WHAT IS REQUIRED ->
Locate the lines of the listing below that hold "name", then copy each of them.

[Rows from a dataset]
——

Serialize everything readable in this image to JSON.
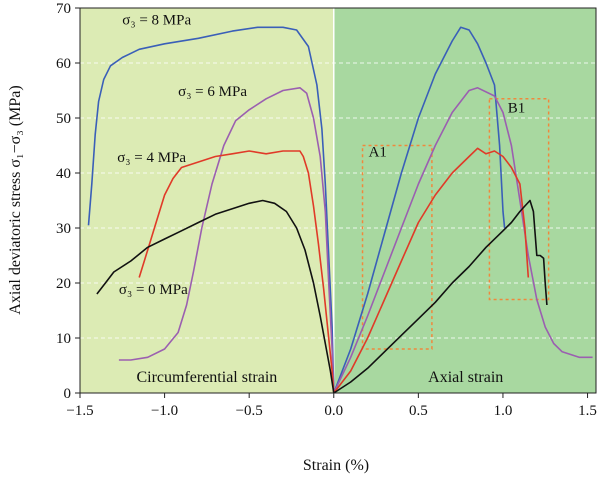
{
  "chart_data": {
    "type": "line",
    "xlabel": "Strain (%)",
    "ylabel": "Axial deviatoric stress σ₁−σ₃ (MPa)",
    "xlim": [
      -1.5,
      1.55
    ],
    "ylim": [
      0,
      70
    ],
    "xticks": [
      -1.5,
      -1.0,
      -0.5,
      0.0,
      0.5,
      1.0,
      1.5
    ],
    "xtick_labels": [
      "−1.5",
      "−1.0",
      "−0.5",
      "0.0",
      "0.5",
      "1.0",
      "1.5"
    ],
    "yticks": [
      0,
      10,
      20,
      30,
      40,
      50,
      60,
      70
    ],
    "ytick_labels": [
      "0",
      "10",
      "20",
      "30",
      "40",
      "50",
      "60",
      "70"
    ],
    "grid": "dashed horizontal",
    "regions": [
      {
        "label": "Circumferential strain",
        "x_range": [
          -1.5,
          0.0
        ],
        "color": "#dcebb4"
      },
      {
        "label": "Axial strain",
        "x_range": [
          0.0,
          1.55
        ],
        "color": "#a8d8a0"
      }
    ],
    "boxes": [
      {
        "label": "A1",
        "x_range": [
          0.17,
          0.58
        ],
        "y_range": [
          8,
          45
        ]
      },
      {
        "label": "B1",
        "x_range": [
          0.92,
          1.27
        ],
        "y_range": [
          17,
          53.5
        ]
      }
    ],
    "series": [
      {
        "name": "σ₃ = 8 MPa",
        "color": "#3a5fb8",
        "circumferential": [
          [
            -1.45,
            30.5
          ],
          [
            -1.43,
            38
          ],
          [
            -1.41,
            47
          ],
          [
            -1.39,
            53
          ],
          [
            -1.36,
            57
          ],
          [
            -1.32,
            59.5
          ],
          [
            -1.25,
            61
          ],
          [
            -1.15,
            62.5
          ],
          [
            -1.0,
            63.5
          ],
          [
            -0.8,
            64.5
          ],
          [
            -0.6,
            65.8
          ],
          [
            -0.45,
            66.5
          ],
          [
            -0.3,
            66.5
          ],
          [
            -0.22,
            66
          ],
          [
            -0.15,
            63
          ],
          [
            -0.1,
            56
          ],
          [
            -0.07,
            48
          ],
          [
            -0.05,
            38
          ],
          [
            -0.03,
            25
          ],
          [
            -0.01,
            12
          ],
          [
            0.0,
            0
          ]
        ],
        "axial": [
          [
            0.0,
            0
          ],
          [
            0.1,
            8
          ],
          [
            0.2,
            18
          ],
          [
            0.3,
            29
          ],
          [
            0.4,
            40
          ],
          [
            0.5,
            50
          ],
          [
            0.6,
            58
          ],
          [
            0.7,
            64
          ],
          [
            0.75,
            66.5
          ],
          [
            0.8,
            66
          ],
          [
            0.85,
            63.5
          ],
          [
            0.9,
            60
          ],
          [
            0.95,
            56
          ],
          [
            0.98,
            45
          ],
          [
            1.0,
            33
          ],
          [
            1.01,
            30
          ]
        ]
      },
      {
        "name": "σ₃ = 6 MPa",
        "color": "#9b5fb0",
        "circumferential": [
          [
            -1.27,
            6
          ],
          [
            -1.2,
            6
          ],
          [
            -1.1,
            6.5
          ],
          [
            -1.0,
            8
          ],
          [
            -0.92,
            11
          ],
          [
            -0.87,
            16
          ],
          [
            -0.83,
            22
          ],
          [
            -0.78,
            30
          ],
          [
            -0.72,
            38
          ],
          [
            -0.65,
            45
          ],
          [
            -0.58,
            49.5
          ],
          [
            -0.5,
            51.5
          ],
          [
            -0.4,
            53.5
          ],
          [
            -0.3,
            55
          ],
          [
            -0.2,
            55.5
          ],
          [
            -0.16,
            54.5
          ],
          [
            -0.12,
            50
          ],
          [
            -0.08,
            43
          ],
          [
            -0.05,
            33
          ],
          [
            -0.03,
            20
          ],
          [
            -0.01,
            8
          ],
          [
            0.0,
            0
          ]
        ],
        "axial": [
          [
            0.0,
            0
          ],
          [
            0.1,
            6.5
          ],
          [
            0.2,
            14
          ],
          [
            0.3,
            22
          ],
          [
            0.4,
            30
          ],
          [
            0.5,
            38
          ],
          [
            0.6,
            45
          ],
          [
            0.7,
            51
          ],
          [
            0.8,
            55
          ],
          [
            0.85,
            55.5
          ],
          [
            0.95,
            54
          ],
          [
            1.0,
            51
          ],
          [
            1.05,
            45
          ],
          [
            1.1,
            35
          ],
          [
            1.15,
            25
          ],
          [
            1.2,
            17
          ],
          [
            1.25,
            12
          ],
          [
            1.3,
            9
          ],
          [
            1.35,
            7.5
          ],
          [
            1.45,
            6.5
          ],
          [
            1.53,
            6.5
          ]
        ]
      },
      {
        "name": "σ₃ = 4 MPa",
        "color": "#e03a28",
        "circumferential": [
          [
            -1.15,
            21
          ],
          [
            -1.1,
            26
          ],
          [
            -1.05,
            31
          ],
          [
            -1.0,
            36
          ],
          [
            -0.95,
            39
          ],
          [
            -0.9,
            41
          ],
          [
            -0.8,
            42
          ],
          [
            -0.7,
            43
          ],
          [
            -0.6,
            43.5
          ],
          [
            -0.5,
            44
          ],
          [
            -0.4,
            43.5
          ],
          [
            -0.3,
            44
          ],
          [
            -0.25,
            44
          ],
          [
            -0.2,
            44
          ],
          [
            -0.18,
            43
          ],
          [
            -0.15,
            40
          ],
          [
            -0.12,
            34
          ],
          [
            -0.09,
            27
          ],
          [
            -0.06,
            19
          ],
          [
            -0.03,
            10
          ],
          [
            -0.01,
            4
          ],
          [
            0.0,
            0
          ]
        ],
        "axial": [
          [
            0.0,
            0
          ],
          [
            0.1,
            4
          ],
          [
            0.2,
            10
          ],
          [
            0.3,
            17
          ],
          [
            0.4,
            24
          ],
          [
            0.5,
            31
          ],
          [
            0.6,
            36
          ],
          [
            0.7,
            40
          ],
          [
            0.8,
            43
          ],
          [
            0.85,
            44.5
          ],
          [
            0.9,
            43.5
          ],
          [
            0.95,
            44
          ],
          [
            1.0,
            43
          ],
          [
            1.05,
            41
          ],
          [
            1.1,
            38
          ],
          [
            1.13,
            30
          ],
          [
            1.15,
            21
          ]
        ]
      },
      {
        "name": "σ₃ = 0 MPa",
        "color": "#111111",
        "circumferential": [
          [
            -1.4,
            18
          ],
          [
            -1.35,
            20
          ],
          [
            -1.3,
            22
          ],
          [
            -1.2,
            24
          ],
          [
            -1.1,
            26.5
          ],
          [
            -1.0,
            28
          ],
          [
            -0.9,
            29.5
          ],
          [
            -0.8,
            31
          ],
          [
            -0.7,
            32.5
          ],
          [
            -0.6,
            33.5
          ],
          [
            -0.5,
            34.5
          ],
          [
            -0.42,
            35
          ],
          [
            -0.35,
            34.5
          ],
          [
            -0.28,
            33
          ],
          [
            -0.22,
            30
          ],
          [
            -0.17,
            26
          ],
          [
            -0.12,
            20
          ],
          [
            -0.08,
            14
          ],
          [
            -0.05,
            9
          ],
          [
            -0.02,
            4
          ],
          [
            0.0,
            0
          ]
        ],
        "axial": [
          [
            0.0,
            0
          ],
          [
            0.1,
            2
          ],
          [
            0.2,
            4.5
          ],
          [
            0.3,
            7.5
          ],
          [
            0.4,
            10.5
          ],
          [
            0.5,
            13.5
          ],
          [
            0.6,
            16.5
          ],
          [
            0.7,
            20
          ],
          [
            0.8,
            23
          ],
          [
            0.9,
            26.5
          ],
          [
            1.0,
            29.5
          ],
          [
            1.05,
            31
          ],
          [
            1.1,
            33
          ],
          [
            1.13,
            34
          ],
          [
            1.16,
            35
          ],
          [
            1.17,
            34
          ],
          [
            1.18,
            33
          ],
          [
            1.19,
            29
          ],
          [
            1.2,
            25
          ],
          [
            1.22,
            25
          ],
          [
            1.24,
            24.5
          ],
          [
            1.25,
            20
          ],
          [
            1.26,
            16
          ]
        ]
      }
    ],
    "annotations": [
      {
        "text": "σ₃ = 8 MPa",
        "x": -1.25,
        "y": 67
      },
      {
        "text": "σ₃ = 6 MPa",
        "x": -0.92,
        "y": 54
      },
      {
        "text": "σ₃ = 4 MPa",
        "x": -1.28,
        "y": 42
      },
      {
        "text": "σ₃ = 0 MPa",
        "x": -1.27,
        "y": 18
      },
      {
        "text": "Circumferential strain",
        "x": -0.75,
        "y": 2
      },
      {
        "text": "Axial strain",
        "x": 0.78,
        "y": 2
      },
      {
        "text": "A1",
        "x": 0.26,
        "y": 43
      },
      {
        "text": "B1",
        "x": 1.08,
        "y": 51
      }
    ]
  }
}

——

WRITTEN SOLUTION ->
        "name": "σ₃ = 8 MPa",
        "name": "σ₃ = 6 MPa",
        "name": "σ₃ = 4 MPa",
        "name": "σ₃ = 0 MPa",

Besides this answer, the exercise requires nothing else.